Keep every line where the word "elektromágneses" appears; drop the rest.
§ §
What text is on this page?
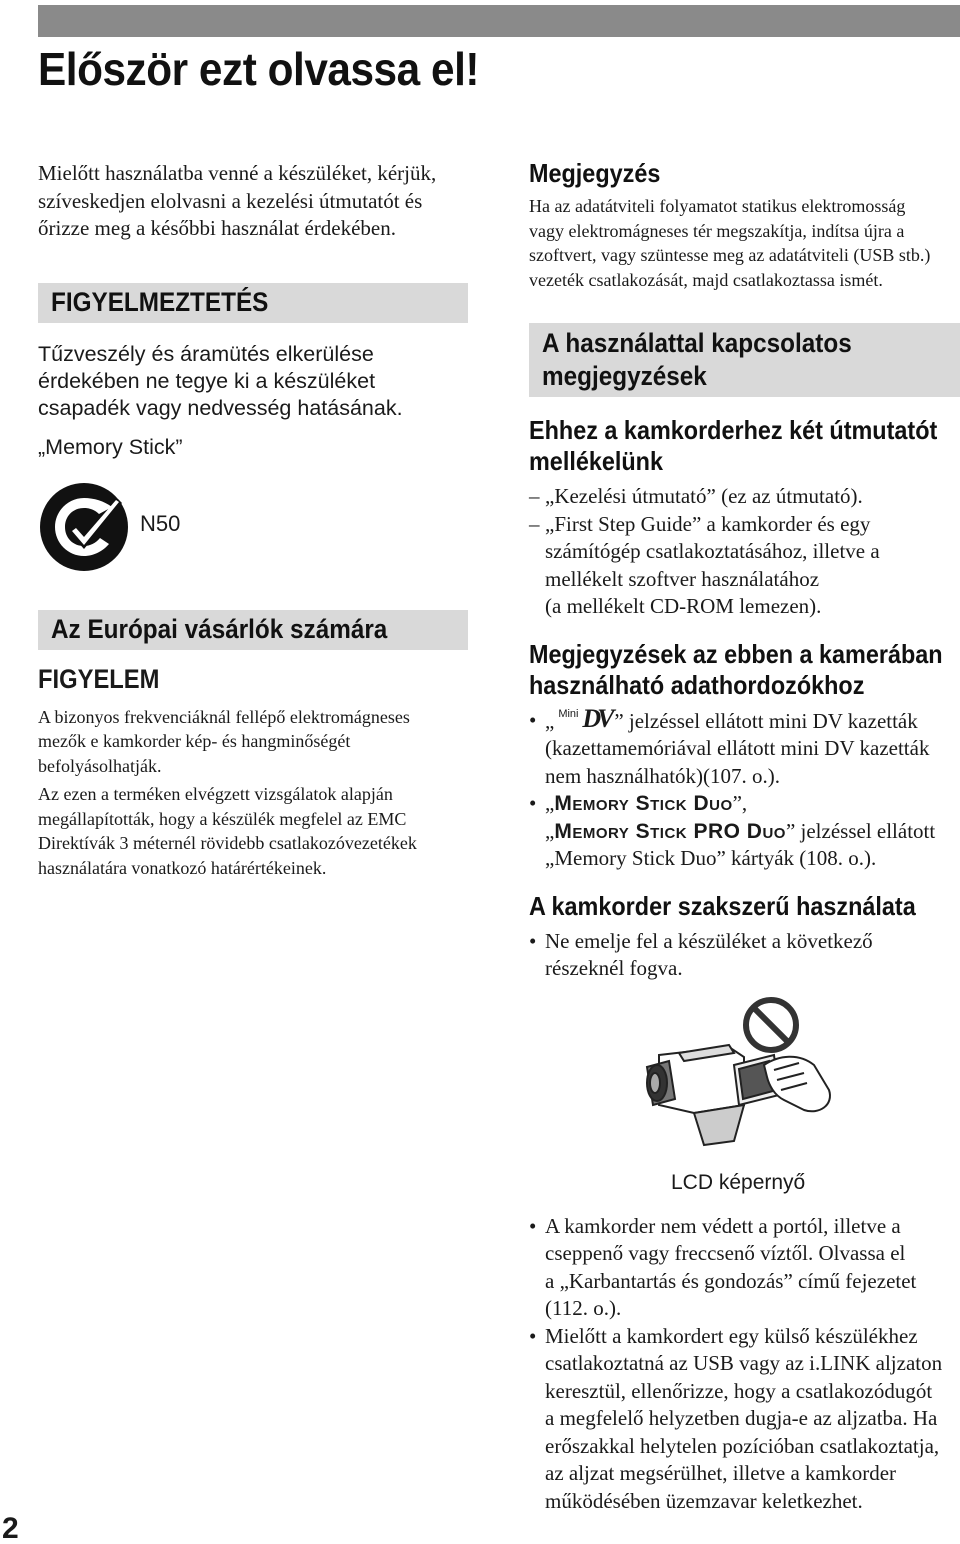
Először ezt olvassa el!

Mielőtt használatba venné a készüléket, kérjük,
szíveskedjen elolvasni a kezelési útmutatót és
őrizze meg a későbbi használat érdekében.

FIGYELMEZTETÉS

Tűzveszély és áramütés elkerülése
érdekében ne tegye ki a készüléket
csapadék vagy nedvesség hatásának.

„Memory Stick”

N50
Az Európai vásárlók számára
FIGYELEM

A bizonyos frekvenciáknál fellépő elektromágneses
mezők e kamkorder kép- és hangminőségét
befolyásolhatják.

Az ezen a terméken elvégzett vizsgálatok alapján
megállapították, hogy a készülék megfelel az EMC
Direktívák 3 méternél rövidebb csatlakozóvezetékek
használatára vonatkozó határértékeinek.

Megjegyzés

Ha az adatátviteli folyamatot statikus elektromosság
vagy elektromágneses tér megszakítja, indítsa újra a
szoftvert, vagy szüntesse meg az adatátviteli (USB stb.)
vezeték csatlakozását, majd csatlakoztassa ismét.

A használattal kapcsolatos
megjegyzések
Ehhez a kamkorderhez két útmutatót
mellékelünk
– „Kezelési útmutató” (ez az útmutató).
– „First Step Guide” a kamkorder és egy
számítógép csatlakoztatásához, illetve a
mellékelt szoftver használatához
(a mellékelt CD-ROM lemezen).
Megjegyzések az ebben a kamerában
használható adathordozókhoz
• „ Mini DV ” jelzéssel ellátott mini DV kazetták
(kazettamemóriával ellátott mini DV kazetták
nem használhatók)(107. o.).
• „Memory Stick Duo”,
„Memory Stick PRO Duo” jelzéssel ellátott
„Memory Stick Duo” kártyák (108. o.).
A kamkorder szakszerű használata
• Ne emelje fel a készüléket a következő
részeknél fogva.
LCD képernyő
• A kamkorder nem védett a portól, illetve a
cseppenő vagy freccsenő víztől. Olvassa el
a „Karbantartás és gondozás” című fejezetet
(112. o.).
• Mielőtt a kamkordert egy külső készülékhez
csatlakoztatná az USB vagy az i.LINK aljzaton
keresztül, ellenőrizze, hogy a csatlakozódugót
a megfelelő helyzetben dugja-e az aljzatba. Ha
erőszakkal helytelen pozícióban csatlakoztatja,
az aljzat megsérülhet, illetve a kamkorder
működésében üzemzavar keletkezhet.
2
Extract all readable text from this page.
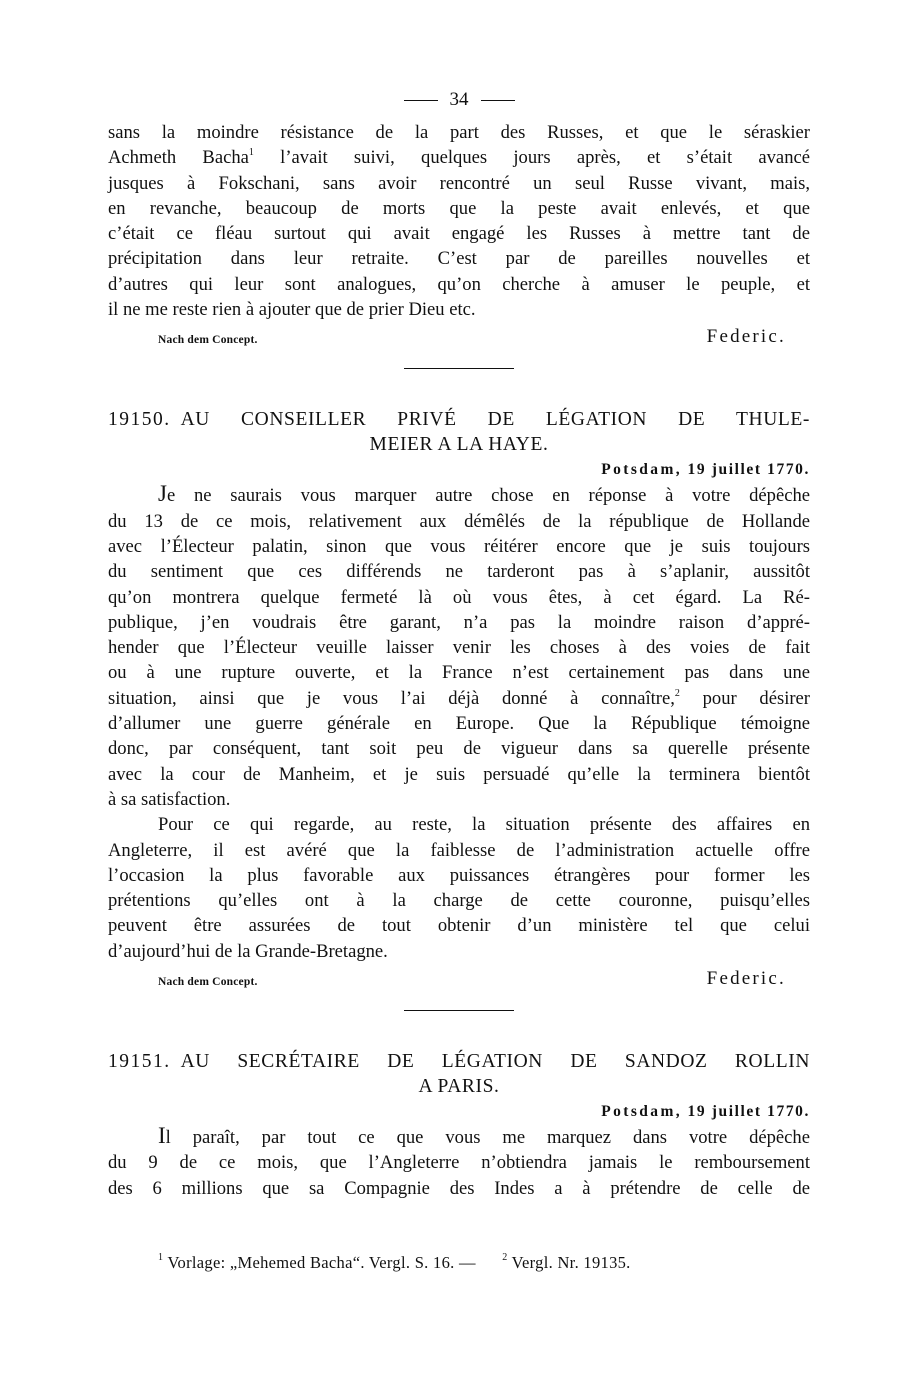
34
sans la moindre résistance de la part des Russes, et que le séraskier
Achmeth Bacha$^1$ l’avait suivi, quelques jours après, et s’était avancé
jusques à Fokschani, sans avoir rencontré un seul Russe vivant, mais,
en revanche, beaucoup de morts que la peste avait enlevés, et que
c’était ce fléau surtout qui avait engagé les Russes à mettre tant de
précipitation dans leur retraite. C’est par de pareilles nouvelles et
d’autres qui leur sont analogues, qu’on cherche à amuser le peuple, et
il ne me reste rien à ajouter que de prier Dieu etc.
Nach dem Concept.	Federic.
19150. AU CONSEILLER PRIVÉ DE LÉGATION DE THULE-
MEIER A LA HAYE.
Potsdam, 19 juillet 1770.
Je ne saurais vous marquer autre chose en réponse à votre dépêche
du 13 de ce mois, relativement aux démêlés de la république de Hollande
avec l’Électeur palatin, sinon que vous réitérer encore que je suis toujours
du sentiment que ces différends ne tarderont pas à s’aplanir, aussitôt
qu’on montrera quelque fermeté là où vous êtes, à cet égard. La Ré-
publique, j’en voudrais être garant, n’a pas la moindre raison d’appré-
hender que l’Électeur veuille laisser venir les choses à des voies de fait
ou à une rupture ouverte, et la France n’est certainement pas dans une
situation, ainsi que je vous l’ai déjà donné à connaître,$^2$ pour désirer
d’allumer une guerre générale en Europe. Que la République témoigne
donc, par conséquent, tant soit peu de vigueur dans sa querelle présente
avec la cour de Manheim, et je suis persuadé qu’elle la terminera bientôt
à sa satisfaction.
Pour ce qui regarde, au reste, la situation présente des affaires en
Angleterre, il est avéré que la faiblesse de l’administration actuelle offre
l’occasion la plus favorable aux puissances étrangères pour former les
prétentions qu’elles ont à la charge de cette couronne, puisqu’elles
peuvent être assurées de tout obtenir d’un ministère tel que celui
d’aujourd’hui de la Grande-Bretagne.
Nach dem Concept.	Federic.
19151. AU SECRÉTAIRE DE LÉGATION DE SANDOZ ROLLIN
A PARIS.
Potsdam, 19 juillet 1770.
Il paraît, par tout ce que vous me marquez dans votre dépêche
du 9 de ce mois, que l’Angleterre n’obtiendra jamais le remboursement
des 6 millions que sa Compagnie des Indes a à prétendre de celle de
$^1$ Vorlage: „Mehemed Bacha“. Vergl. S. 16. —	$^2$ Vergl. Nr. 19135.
§ §
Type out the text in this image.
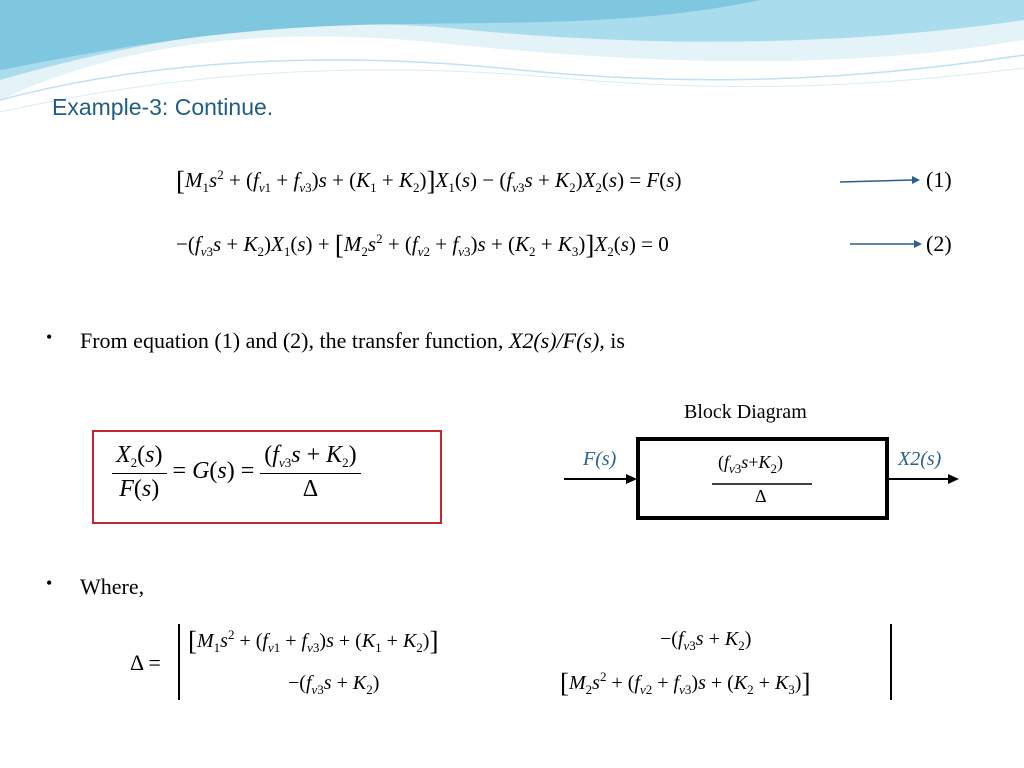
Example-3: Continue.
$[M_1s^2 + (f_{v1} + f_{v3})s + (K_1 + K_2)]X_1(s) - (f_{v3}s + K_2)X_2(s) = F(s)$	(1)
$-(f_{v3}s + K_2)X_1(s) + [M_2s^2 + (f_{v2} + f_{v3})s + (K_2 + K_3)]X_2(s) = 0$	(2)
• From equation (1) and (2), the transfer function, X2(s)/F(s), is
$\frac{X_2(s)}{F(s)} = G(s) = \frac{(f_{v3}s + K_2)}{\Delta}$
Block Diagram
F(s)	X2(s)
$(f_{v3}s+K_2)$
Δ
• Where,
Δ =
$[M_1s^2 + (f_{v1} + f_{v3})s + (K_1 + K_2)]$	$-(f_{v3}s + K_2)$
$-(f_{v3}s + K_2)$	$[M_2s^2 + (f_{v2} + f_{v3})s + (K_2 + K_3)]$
§ §
** WRITTEN ANSWER **
A bizonyos frekvenciáknál fellépő elektromágneses
vagy elektromágneses tér megszakítja, indítsa újra a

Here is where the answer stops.